JOB ->
Each entry that follows must be output without any deviation.

Data entries for graphics:
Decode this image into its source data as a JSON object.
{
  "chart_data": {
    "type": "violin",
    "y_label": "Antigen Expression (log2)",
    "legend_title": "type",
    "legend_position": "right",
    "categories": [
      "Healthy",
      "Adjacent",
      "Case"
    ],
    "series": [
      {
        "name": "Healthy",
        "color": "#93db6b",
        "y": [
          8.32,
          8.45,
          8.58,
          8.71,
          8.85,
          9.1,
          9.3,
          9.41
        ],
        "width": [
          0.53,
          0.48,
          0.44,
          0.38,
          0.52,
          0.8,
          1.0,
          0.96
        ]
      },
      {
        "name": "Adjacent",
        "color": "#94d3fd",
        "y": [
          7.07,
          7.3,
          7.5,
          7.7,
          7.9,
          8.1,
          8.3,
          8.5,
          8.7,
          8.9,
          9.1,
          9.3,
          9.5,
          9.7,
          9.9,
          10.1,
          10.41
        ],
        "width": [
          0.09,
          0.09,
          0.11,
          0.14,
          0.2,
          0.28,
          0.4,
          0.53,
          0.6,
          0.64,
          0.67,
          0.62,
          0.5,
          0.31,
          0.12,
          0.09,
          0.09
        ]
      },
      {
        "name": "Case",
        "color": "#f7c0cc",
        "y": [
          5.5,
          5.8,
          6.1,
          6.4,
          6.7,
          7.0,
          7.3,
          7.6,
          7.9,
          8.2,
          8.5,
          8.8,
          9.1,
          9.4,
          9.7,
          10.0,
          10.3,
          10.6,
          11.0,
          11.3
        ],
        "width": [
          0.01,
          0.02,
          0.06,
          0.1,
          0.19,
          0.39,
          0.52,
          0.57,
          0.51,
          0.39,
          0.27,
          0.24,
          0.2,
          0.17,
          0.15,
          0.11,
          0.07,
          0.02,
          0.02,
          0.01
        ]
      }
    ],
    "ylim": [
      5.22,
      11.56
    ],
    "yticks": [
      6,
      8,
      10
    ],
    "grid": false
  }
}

EXERCISE ANSWER ->
Decode this image into its source data as a JSON object.
{
  "chart_data": {
    "type": "violin",
    "y_label": "Antigen Expression (log2)",
    "legend_title": "type",
    "legend_position": "right",
    "categories": [
      "Healthy",
      "Adjacent",
      "Case"
    ],
    "series": [
      {
        "name": "Healthy",
        "color": "#93db6b",
        "y": [
          8.32,
          8.45,
          8.58,
          8.71,
          8.85,
          9.1,
          9.3,
          9.41
        ],
        "width": [
          0.53,
          0.48,
          0.44,
          0.38,
          0.52,
          0.8,
          1.0,
          0.96
        ]
      },
      {
        "name": "Adjacent",
        "color": "#94d3fd",
        "y": [
          7.07,
          7.3,
          7.5,
          7.7,
          7.9,
          8.1,
          8.3,
          8.5,
          8.7,
          8.9,
          9.1,
          9.3,
          9.5,
          9.7,
          9.9,
          10.1,
          10.41
        ],
        "width": [
          0.09,
          0.09,
          0.11,
          0.14,
          0.2,
          0.28,
          0.4,
          0.53,
          0.6,
          0.64,
          0.67,
          0.62,
          0.5,
          0.31,
          0.12,
          0.09,
          0.09
        ]
      },
      {
        "name": "Case",
        "color": "#f7c0cc",
        "y": [
          5.5,
          5.8,
          6.1,
          6.4,
          6.7,
          7.0,
          7.3,
          7.6,
          7.9,
          8.2,
          8.5,
          8.8,
          9.1,
          9.4,
          9.7,
          10.0,
          10.3,
          10.6,
          11.0,
          11.3
        ],
        "width": [
          0.01,
          0.02,
          0.06,
          0.1,
          0.19,
          0.39,
          0.52,
          0.57,
          0.51,
          0.39,
          0.27,
          0.24,
          0.2,
          0.17,
          0.15,
          0.11,
          0.07,
          0.02,
          0.02,
          0.01
        ]
      }
    ],
    "ylim": [
      5.22,
      11.56
    ],
    "yticks": [
      6,
      8,
      10
    ],
    "grid": false
  }
}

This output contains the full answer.